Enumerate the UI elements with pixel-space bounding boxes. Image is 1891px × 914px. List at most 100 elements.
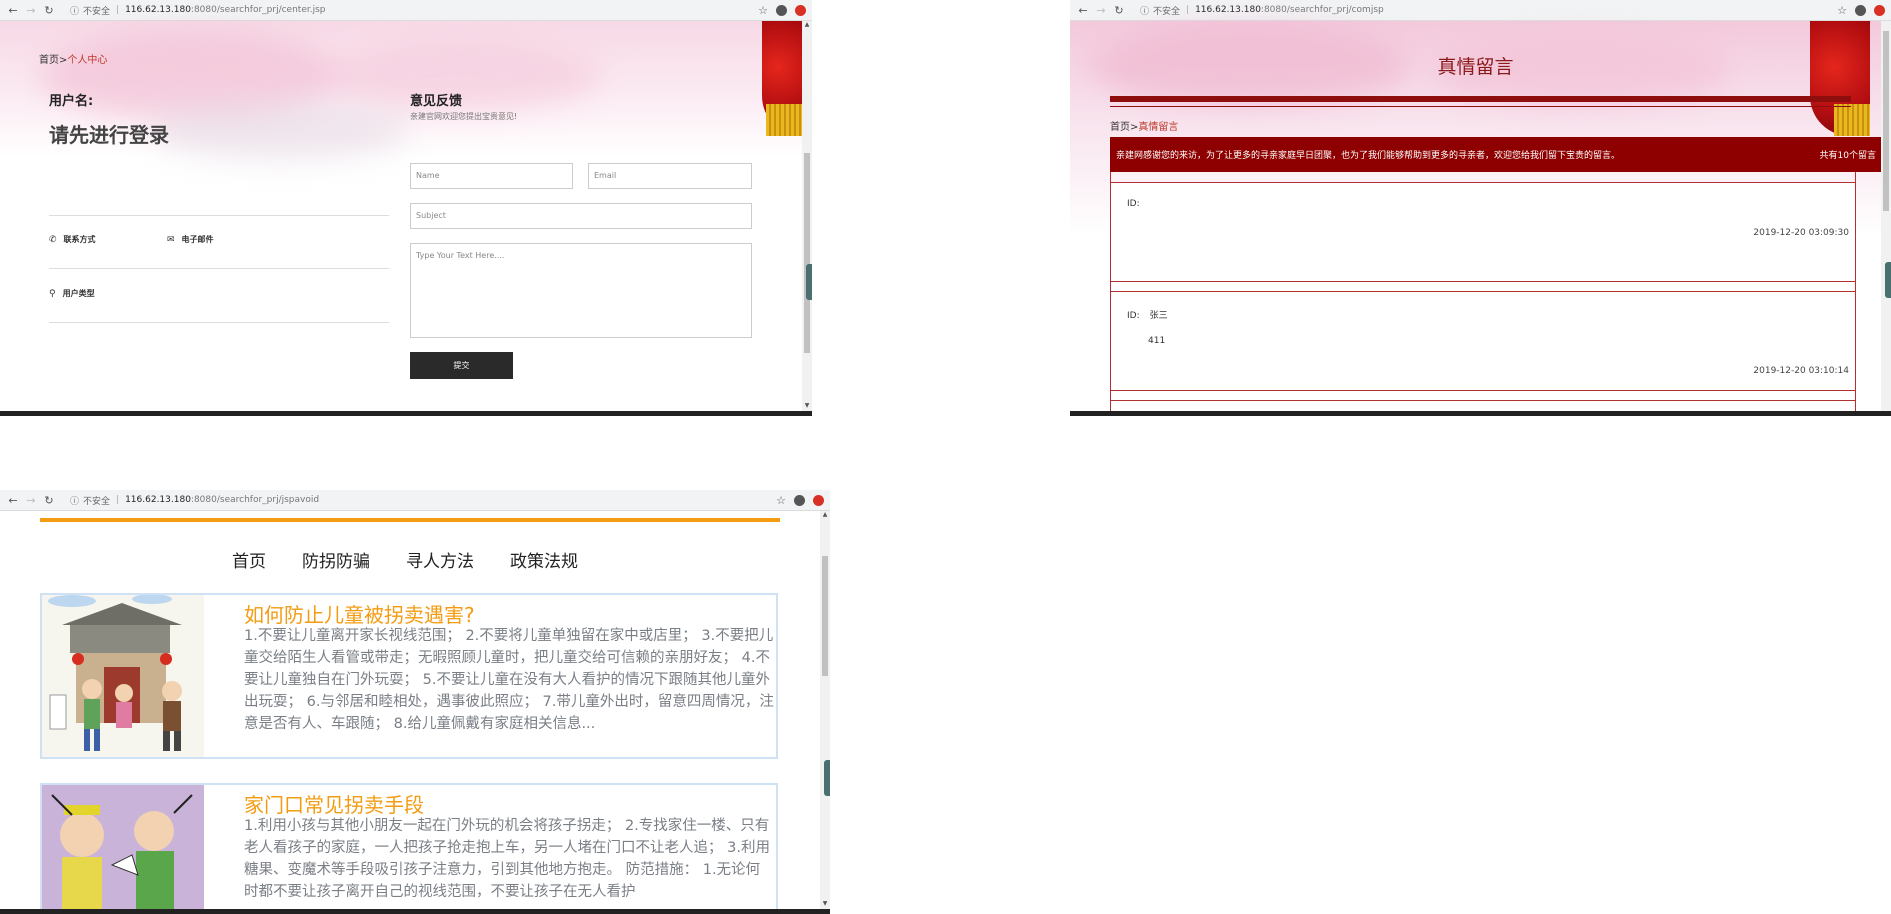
browser-toolbar: ← → ↻ ⓘ 不安全 | 116.62.13.180 :8080/search…: [0, 0, 812, 21]
breadcrumb-home[interactable]: 首页: [39, 55, 59, 66]
top-accent-bar: [40, 518, 780, 522]
title-bar-line: [1110, 106, 1851, 107]
side-handle[interactable]: [806, 264, 812, 300]
article-card[interactable]: 家门口常见拐卖手段 1.利用小孩与其他小朋友一起在门外玩的机会将孩子拐走； 2.…: [40, 783, 778, 914]
extension-icon[interactable]: [1874, 4, 1885, 16]
star-icon[interactable]: ☆: [776, 494, 786, 507]
breadcrumb: 首页>个人中心: [39, 51, 107, 66]
email-field[interactable]: Email: [588, 163, 752, 189]
message-card: ID: 张三 411 2019-12-20 03:10:14: [1110, 291, 1856, 391]
scroll-down-icon[interactable]: ▼: [802, 402, 812, 411]
reload-icon[interactable]: ↻: [1110, 4, 1128, 17]
taskbar-strip: [0, 909, 830, 914]
scrollbar[interactable]: [1881, 21, 1891, 411]
scroll-up-icon[interactable]: ▲: [820, 511, 830, 520]
insecure-label: 不安全: [83, 496, 111, 507]
email-label: 电子邮件: [181, 235, 214, 244]
side-handle[interactable]: [824, 760, 830, 796]
usertype-label: 用户类型: [62, 289, 95, 298]
submit-button[interactable]: 提交: [410, 352, 513, 379]
divider: [49, 322, 389, 323]
account-icon[interactable]: [794, 494, 805, 506]
forward-icon[interactable]: →: [22, 4, 40, 17]
menu-item-policies[interactable]: 政策法规: [510, 547, 578, 572]
star-icon[interactable]: ☆: [1837, 4, 1847, 17]
message-id: ID:: [1127, 199, 1140, 209]
reload-icon[interactable]: ↻: [40, 4, 58, 17]
article-title[interactable]: 家门口常见拐卖手段: [244, 789, 424, 818]
address-bar[interactable]: ⓘ 不安全 | 116.62.13.180 :8080/searchfor_pr…: [64, 1, 759, 19]
address-bar[interactable]: ⓘ 不安全 | 116.62.13.180 :8080/searchfor_pr…: [1134, 1, 1838, 19]
scrollbar[interactable]: ▲ ▼: [802, 21, 812, 411]
url-host: 116.62.13.180: [125, 5, 191, 15]
forward-icon[interactable]: →: [22, 494, 40, 507]
breadcrumb: 首页>真情留言: [1110, 118, 1178, 133]
message-time: 2019-12-20 03:10:14: [1753, 366, 1849, 376]
message-card: ID: 2019-12-20 03:09:30: [1110, 182, 1856, 282]
browser-toolbar: ← → ↻ ⓘ 不安全 | 116.62.13.180 :8080/search…: [1070, 0, 1891, 21]
main-menu: 首页 防拐防骗 寻人方法 政策法规: [232, 547, 578, 572]
extension-icon[interactable]: [813, 494, 824, 506]
contact-label: 联系方式: [63, 235, 96, 244]
side-handle[interactable]: [1885, 262, 1891, 298]
star-icon[interactable]: ☆: [758, 4, 768, 17]
message-textarea[interactable]: Type Your Text Here....: [410, 243, 752, 338]
taskbar-strip: [1070, 411, 1891, 416]
article-card[interactable]: 如何防止儿童被拐卖遇害? 1.不要让儿童离开家长视线范围； 2.不要将儿童单独留…: [40, 593, 778, 759]
back-icon[interactable]: ←: [4, 4, 22, 17]
article-summary: 1.利用小孩与其他小朋友一起在门外玩的机会将孩子拐走； 2.专找家住一楼、只有老…: [244, 818, 770, 900]
back-icon[interactable]: ←: [4, 494, 22, 507]
scrollbar[interactable]: ▲ ▼: [820, 511, 830, 909]
insecure-label: 不安全: [1153, 6, 1181, 17]
url-host: 116.62.13.180: [1195, 5, 1261, 15]
scroll-down-icon[interactable]: ▼: [820, 900, 830, 909]
insecure-label: 不安全: [83, 6, 111, 17]
account-icon[interactable]: [776, 4, 787, 16]
message-text: 411: [1148, 336, 1166, 346]
forward-icon[interactable]: →: [1092, 4, 1110, 17]
back-icon[interactable]: ←: [1074, 4, 1092, 17]
subject-field[interactable]: Subject: [410, 203, 752, 229]
extension-icon[interactable]: [795, 4, 806, 16]
message-author: 张三: [1149, 311, 1168, 321]
scrollbar-thumb[interactable]: [1883, 31, 1889, 211]
breadcrumb-current[interactable]: 个人中心: [67, 55, 107, 66]
usertype-info: ⚲ 用户类型: [49, 288, 95, 299]
taskbar-strip: [0, 411, 812, 416]
article-image[interactable]: [42, 785, 204, 914]
url-separator: |: [116, 495, 120, 505]
url-separator: |: [116, 5, 120, 15]
username-label: 用户名:: [49, 94, 94, 109]
phone-icon: ✆: [49, 234, 57, 245]
info-icon[interactable]: ⓘ: [70, 4, 79, 17]
scroll-up-icon[interactable]: ▲: [802, 21, 812, 30]
page-title: 真情留言: [1437, 56, 1514, 78]
scrollbar-thumb[interactable]: [804, 153, 810, 353]
mail-icon: ✉: [167, 234, 175, 245]
info-icon[interactable]: ⓘ: [70, 494, 79, 507]
browser-window-articles: ← → ↻ ⓘ 不安全 | 116.62.13.180 :8080/search…: [0, 490, 830, 914]
message-count: 共有10个留言: [1819, 151, 1876, 161]
breadcrumb-home[interactable]: 首页: [1110, 122, 1130, 133]
menu-item-anti-trafficking[interactable]: 防拐防骗: [302, 547, 370, 572]
menu-item-home[interactable]: 首页: [232, 547, 266, 572]
banner-text: 亲建网感谢您的来访，为了让更多的寻亲家庭早日团聚，也为了我们能够帮助到更多的寻亲…: [1116, 151, 1621, 161]
scrollbar-thumb[interactable]: [822, 556, 828, 676]
reload-icon[interactable]: ↻: [40, 494, 58, 507]
mist-decoration: [150, 101, 410, 161]
message-time: 2019-12-20 03:09:30: [1753, 228, 1849, 238]
name-field[interactable]: Name: [410, 163, 573, 189]
login-prompt: 请先进行登录: [49, 123, 169, 147]
address-bar[interactable]: ⓘ 不安全 | 116.62.13.180 :8080/searchfor_pr…: [64, 491, 777, 509]
url-separator: |: [1186, 5, 1190, 15]
location-icon: ⚲: [49, 288, 56, 299]
menu-item-search-methods[interactable]: 寻人方法: [406, 547, 474, 572]
message-banner: 亲建网感谢您的来访，为了让更多的寻亲家庭早日团聚，也为了我们能够帮助到更多的寻亲…: [1110, 137, 1881, 172]
info-icon[interactable]: ⓘ: [1140, 4, 1149, 17]
article-title[interactable]: 如何防止儿童被拐卖遇害?: [244, 599, 475, 628]
breadcrumb-current[interactable]: 真情留言: [1138, 122, 1178, 133]
account-icon[interactable]: [1855, 4, 1866, 16]
title-bar-line: [1110, 96, 1851, 102]
url-path: :8080/searchfor_prj/jspavoid: [190, 495, 320, 505]
article-image[interactable]: [42, 595, 204, 757]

**PROBLEM STATEMENT**
Please output, without any changes, the lines of the data above, starting with the line that contains "0, 812, 21]" and ending after the line that contains "star-icon[interactable]: ☆: [776, 494, 786, 507]".

**RIGHT ANSWER**
browser-toolbar: ← → ↻ ⓘ 不安全 | 116.62.13.180 :8080/search…: [0, 0, 812, 21]
breadcrumb-home[interactable]: 首页: [39, 55, 59, 66]
top-accent-bar: [40, 518, 780, 522]
title-bar-line: [1110, 106, 1851, 107]
side-handle[interactable]: [806, 264, 812, 300]
article-card[interactable]: 家门口常见拐卖手段 1.利用小孩与其他小朋友一起在门外玩的机会将孩子拐走； 2.…: [40, 783, 778, 914]
extension-icon[interactable]: [1874, 4, 1885, 16]
star-icon[interactable]: ☆: [776, 494, 786, 507]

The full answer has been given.